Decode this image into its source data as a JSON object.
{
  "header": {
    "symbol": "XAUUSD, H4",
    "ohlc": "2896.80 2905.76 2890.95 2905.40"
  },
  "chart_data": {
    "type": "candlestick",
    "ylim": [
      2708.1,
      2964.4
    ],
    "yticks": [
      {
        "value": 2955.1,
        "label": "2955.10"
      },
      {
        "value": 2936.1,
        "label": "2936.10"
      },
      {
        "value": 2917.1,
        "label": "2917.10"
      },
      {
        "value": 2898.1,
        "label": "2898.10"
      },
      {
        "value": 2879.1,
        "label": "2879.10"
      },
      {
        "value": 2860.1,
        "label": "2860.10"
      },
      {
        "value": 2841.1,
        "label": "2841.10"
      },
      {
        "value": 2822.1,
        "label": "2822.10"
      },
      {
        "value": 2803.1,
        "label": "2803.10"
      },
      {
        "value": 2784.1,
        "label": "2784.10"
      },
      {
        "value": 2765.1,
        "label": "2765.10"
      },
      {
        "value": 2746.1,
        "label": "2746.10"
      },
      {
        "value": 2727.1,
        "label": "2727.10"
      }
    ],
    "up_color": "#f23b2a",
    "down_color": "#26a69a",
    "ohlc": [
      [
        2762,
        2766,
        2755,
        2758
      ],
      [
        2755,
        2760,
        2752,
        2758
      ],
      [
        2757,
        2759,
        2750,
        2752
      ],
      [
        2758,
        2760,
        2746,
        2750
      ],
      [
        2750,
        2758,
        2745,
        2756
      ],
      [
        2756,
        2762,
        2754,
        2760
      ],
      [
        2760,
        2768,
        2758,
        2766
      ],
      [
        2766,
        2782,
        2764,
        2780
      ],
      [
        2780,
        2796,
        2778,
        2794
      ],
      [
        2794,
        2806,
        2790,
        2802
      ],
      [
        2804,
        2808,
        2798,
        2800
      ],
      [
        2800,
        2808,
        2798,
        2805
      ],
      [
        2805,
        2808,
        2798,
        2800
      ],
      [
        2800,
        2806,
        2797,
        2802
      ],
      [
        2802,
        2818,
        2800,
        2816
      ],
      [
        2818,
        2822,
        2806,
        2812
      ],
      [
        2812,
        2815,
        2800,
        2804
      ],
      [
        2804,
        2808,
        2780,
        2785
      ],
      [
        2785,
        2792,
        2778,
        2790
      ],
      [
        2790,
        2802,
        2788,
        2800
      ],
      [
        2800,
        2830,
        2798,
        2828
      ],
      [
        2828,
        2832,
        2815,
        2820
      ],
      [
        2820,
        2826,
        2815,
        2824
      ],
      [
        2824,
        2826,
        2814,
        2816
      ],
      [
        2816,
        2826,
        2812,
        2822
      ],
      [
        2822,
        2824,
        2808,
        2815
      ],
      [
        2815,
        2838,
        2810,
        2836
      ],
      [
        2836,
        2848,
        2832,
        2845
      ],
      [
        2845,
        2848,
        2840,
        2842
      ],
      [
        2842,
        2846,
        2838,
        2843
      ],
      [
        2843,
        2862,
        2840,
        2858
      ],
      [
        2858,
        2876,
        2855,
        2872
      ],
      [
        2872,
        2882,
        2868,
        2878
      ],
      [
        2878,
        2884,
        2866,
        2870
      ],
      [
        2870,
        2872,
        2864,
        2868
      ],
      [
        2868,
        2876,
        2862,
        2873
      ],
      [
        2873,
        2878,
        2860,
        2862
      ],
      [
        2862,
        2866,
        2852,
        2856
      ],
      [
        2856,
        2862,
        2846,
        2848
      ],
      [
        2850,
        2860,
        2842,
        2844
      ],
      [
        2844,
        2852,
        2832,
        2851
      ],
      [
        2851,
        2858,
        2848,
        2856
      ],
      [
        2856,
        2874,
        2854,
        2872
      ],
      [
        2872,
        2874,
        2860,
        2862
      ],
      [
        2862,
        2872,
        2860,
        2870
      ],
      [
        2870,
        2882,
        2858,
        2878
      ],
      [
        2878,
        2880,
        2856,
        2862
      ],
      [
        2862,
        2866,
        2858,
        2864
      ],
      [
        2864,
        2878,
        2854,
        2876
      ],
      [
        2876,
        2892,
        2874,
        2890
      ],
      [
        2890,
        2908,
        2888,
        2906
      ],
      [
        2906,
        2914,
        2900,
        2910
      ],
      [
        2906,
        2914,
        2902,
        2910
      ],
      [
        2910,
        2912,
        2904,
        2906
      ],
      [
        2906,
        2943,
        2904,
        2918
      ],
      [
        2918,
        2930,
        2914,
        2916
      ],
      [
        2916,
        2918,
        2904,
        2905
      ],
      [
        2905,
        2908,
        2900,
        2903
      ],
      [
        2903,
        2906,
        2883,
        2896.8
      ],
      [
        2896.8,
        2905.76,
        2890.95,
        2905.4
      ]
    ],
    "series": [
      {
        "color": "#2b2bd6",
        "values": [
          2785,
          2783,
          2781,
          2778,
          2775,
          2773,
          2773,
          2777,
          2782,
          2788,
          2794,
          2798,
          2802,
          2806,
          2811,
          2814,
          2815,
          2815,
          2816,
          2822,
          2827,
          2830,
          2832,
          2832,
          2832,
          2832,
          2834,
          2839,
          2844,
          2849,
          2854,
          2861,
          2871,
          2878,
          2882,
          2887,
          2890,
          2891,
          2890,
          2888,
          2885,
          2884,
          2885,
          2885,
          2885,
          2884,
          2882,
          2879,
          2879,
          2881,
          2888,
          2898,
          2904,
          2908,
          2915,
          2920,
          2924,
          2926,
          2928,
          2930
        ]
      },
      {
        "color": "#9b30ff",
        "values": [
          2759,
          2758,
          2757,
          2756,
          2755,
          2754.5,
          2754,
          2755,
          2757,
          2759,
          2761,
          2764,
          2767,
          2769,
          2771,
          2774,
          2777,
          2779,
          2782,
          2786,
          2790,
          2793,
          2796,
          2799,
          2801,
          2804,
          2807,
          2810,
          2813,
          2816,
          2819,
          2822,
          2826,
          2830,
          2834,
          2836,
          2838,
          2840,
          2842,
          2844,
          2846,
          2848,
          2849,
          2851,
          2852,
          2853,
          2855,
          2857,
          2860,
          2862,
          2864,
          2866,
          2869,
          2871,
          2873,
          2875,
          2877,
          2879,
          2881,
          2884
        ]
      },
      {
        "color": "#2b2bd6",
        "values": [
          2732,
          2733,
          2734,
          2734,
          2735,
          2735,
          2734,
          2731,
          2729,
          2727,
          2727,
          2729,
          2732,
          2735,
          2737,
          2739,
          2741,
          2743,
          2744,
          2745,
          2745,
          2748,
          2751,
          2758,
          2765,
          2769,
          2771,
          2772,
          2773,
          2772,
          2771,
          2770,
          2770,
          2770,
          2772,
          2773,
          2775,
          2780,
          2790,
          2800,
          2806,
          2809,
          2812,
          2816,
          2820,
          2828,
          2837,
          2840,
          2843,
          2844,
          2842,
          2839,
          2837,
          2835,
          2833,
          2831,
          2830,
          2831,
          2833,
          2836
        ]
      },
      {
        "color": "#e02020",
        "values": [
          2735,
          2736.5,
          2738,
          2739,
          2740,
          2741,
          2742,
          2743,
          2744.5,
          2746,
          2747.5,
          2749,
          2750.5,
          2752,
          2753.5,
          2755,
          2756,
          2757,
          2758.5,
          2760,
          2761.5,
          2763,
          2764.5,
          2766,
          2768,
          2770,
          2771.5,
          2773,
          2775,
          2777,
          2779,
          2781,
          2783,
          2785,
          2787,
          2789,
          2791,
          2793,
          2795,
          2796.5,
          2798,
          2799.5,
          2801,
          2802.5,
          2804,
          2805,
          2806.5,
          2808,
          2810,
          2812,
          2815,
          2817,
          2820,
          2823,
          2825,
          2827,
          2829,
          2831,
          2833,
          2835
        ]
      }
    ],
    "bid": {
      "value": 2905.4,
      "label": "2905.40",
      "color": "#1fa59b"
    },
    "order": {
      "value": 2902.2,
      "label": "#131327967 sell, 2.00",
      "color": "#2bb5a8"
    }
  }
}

· · · · ·

Goal of the exercise | In the listing above, how many lines include the word "ohlc"? Answer with the number and nothing more.

Result below | 2